--- START ---

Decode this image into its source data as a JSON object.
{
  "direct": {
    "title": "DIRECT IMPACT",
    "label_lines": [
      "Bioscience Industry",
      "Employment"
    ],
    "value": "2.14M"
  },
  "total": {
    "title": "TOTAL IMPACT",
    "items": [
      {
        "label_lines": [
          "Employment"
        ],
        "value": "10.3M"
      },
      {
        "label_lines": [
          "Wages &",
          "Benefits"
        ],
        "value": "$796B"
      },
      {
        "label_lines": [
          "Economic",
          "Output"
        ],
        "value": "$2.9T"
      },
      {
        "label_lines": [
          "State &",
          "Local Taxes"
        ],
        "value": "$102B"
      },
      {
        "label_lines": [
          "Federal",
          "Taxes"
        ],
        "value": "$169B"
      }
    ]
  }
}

--- END ---
--- START ---

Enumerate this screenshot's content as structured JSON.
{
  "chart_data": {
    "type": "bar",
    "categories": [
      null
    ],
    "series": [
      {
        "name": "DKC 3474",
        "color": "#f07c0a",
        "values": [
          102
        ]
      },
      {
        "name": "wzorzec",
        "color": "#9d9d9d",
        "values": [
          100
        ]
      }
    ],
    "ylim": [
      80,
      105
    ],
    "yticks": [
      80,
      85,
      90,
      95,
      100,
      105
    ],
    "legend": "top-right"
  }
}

--- END ---

**WHAT YOU HAVE TO DO**:
From the records above, work out how many lines contain the string "IMPACT". Give only the number.

**RESULT**:
2